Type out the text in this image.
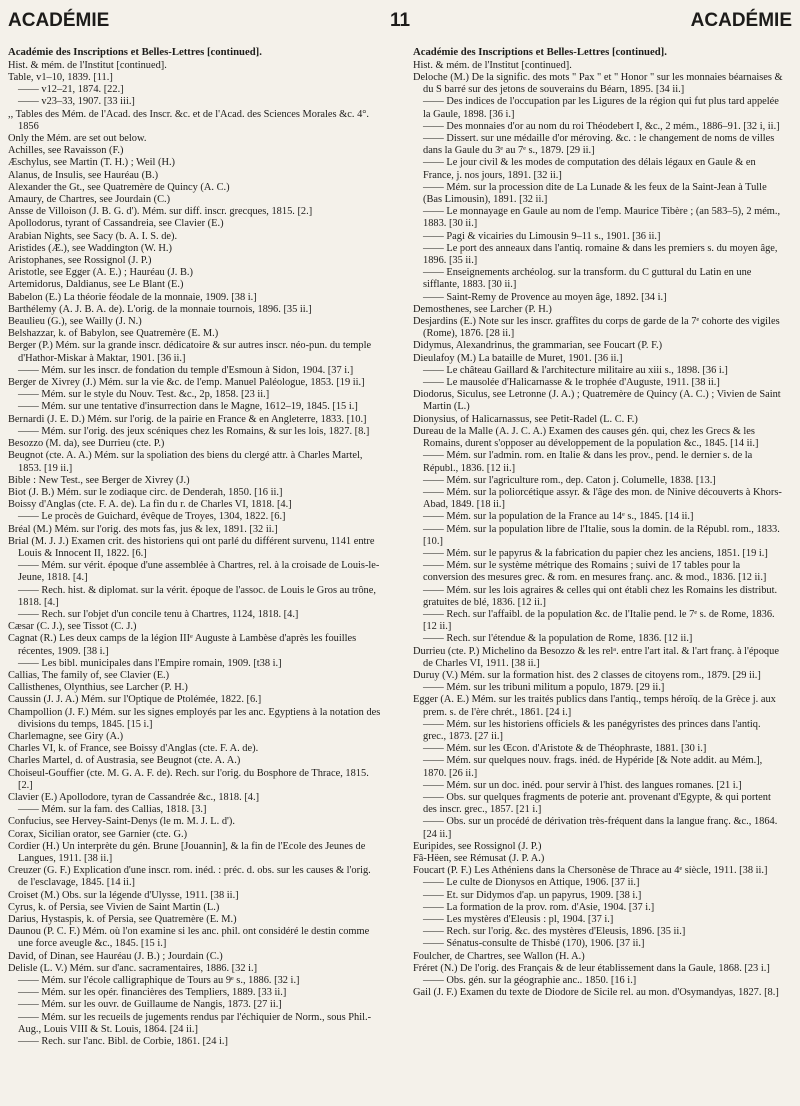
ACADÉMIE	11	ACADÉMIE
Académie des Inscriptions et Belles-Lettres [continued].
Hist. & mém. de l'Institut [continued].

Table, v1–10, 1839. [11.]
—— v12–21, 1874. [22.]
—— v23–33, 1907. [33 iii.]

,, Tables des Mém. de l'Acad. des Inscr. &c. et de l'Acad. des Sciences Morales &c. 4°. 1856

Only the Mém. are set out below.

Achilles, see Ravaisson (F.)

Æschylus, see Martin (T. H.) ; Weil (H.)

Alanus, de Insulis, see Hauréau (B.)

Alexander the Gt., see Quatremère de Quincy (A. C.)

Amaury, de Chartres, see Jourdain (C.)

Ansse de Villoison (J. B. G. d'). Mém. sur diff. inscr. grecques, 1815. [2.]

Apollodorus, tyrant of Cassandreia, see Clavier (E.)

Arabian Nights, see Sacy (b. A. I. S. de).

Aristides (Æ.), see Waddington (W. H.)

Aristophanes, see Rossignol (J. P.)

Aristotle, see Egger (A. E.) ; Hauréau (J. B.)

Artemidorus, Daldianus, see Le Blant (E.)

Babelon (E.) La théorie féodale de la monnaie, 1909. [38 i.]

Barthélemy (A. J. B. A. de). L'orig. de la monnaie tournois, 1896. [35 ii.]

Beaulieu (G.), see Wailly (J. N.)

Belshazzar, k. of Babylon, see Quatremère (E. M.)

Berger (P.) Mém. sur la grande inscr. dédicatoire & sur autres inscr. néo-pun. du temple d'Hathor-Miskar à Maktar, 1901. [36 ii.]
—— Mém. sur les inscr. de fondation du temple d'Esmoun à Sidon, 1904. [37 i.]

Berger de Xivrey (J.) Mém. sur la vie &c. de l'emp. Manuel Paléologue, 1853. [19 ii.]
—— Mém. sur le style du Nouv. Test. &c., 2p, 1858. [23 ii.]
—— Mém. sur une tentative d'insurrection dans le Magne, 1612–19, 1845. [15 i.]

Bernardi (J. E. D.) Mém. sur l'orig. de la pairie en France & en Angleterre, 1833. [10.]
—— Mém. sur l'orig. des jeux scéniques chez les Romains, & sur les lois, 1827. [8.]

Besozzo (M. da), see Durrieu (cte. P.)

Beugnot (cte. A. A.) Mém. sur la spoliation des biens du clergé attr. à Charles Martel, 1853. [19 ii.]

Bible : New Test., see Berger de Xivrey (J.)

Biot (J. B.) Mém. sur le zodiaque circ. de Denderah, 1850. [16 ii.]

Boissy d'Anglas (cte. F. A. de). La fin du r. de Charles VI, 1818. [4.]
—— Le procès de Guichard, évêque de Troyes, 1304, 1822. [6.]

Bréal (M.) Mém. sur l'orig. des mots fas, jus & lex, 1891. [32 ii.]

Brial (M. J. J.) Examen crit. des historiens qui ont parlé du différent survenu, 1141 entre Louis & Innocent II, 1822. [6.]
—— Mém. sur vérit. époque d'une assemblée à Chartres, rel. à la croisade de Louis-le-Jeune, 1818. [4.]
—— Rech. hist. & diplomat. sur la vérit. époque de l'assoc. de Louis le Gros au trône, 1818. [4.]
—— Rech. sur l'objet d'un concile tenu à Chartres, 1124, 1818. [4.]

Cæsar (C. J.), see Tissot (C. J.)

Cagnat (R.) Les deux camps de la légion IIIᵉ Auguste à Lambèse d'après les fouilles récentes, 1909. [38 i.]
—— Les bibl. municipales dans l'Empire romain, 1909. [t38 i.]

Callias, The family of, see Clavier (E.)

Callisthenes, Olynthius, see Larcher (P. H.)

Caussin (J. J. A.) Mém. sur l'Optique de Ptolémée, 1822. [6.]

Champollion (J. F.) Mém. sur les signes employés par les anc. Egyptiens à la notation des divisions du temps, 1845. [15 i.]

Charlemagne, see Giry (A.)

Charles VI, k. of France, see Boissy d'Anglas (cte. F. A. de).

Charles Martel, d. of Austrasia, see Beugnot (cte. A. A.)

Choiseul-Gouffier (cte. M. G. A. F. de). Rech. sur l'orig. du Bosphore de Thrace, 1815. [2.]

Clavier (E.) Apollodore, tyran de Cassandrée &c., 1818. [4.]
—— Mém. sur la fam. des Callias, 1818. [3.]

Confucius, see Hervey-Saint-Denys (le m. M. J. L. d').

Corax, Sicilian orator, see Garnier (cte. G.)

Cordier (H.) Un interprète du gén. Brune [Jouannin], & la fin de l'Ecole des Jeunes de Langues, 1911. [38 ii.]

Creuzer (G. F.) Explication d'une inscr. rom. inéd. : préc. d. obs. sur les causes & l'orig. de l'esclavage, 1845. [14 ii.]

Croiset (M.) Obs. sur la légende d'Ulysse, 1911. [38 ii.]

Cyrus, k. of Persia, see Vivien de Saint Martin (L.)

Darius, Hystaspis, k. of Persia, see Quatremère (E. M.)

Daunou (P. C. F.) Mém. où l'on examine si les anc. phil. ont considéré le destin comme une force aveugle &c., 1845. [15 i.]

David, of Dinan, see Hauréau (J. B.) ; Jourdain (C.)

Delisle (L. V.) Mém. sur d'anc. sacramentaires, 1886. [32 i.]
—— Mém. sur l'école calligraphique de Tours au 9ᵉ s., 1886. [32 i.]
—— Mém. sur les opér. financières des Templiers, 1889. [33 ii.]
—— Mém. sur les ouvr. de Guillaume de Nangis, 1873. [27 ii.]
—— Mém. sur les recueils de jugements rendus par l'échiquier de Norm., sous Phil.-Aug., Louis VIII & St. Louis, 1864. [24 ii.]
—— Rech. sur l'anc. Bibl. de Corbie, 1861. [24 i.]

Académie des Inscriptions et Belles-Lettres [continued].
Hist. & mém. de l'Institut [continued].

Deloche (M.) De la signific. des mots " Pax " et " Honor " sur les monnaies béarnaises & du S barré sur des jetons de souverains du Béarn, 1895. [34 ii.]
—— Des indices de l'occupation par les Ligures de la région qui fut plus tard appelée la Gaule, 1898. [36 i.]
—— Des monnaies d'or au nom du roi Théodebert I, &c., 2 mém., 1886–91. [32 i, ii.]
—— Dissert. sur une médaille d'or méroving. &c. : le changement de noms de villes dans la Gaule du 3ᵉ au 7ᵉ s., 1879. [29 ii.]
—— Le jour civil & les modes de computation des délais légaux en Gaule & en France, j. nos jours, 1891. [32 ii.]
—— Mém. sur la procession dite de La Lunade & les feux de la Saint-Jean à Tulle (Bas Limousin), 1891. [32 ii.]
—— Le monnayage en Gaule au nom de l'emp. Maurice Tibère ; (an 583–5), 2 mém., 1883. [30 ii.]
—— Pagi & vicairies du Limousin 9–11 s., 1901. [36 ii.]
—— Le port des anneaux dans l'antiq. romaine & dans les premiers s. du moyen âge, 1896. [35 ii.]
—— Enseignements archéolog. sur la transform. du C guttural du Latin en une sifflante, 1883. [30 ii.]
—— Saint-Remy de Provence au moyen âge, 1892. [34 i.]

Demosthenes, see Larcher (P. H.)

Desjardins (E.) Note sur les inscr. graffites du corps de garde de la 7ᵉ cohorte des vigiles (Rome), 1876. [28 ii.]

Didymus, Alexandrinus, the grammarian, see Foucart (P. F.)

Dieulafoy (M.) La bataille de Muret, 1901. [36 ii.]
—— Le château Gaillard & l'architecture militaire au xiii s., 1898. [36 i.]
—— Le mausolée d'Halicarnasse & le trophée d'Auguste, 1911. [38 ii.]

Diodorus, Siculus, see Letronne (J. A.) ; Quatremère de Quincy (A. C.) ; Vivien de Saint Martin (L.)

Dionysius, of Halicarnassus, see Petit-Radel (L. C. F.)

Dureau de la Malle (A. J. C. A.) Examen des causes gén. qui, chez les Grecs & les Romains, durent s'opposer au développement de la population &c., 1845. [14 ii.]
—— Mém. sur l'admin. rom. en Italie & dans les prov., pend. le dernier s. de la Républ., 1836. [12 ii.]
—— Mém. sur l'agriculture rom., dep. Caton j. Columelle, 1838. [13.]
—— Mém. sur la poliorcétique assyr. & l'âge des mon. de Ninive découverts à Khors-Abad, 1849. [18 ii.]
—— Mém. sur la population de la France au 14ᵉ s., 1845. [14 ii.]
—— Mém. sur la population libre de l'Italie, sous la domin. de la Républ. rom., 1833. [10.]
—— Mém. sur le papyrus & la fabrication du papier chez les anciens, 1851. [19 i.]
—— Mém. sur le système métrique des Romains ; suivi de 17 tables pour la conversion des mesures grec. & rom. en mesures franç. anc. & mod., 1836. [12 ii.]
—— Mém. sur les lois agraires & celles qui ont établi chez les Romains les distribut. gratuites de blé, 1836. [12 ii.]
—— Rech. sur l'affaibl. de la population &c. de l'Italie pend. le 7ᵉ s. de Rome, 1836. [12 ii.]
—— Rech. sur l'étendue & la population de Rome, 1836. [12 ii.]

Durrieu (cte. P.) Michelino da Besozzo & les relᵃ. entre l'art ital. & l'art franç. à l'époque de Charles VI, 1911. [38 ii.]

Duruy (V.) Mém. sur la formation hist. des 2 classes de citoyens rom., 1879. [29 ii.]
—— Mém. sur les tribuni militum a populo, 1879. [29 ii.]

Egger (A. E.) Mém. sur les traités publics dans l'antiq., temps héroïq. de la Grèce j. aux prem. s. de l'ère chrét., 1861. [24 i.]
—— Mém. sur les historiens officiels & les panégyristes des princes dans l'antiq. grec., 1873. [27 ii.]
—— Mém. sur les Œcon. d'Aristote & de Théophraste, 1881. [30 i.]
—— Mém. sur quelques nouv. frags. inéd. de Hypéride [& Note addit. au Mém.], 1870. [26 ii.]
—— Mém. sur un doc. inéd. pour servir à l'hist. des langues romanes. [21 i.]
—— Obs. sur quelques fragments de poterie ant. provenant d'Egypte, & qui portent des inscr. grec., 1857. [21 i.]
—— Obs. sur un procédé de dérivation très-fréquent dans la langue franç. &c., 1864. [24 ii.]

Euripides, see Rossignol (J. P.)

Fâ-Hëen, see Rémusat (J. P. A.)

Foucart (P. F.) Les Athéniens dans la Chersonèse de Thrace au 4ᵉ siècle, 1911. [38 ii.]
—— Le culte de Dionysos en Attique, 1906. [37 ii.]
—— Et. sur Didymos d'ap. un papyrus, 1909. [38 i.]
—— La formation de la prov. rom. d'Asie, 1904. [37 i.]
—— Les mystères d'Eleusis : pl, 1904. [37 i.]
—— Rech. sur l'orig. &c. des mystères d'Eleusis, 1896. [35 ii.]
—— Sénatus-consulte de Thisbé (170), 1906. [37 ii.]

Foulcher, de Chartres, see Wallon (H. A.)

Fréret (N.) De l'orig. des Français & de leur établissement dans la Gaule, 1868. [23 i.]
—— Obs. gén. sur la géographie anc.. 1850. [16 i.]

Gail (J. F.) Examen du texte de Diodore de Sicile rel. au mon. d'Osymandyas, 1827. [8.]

__________________________________________________

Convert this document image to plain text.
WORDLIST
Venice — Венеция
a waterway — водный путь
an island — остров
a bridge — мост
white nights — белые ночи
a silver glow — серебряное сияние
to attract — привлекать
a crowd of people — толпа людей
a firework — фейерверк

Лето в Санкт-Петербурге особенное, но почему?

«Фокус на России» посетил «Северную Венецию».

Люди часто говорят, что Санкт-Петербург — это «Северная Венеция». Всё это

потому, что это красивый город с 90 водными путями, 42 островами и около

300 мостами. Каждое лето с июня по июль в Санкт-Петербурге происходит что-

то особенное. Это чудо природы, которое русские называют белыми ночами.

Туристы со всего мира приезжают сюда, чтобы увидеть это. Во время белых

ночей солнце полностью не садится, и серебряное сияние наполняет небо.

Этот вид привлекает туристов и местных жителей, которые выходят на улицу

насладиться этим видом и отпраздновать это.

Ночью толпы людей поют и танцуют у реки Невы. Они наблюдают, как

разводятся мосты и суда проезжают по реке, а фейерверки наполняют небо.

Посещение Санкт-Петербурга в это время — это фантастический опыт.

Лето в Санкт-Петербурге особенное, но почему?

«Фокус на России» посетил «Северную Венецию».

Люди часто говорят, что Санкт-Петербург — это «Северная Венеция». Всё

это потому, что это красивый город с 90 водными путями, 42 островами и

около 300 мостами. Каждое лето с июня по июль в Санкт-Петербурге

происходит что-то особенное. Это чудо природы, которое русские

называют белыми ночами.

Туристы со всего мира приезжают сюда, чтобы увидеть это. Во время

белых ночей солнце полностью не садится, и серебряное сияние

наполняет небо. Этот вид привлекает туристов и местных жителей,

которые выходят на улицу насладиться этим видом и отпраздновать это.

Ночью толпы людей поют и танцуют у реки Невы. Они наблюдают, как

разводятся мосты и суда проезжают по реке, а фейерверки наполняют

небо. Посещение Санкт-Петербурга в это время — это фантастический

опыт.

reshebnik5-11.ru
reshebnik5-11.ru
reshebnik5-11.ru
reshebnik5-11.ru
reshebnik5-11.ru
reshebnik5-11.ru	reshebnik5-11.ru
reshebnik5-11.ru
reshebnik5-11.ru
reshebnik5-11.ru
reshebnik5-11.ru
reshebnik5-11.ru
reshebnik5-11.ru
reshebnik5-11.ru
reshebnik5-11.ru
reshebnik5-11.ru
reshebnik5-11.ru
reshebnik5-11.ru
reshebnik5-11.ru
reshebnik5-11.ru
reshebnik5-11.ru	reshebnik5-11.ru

__________________________________________________

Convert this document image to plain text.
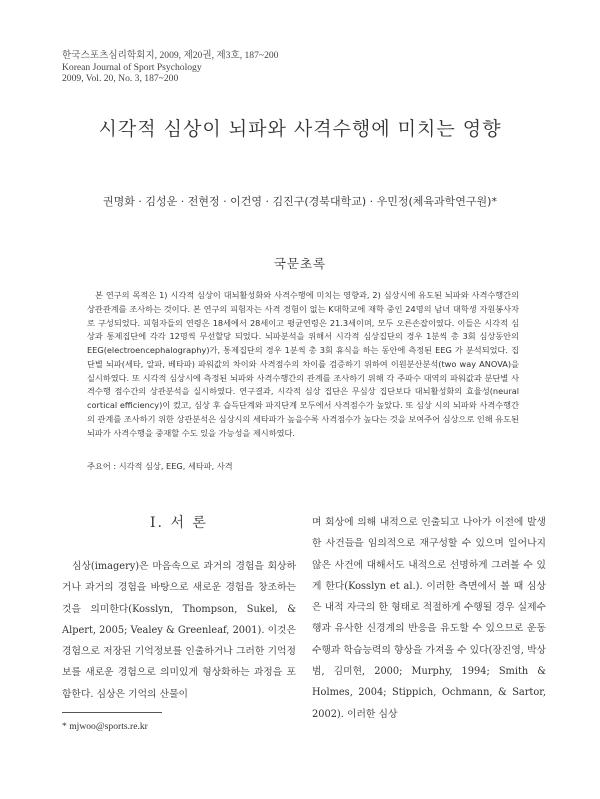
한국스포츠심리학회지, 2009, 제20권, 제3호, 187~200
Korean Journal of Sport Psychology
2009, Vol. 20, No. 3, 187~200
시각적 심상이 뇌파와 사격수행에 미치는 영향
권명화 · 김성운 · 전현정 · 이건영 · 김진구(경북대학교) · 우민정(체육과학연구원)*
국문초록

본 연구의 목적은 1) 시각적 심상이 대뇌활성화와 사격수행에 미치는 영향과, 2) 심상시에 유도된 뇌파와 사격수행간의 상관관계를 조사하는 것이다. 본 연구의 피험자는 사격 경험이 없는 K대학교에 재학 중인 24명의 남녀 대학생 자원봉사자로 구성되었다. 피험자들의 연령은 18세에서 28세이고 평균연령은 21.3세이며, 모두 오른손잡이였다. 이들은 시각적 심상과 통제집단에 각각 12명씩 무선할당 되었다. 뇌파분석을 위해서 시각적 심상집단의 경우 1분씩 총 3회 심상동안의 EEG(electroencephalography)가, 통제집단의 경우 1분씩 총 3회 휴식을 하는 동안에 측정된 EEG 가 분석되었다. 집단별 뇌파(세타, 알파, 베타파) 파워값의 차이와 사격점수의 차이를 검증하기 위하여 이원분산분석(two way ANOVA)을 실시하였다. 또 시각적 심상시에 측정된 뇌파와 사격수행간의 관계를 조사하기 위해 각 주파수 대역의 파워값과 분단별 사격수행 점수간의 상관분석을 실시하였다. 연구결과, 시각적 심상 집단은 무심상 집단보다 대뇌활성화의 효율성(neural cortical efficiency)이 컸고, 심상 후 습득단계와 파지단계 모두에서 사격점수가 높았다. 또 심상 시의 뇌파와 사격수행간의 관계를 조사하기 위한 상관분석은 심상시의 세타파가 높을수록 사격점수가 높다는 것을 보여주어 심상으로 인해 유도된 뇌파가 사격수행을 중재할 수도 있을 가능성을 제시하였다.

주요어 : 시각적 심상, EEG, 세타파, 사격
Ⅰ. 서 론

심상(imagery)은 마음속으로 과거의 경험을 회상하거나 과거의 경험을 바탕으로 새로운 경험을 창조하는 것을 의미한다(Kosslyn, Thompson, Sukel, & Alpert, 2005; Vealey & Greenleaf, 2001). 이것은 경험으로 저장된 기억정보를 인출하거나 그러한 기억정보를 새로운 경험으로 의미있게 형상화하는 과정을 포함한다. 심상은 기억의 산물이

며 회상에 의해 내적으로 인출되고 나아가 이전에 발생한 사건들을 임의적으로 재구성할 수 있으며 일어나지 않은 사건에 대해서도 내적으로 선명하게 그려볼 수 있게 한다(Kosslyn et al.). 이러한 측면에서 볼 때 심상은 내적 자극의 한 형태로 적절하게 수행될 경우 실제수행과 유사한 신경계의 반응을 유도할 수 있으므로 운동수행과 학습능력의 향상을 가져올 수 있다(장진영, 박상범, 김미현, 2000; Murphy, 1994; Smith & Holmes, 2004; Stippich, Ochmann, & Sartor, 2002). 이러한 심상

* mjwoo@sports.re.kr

__________________________________________________

Required work:
From the data above, copy each line that holds "садится".

Problem solution:
ночей солнце полностью не садится, и серебряное сияние наполняет небо.
белых ночей солнце полностью не садится, и серебряное сияние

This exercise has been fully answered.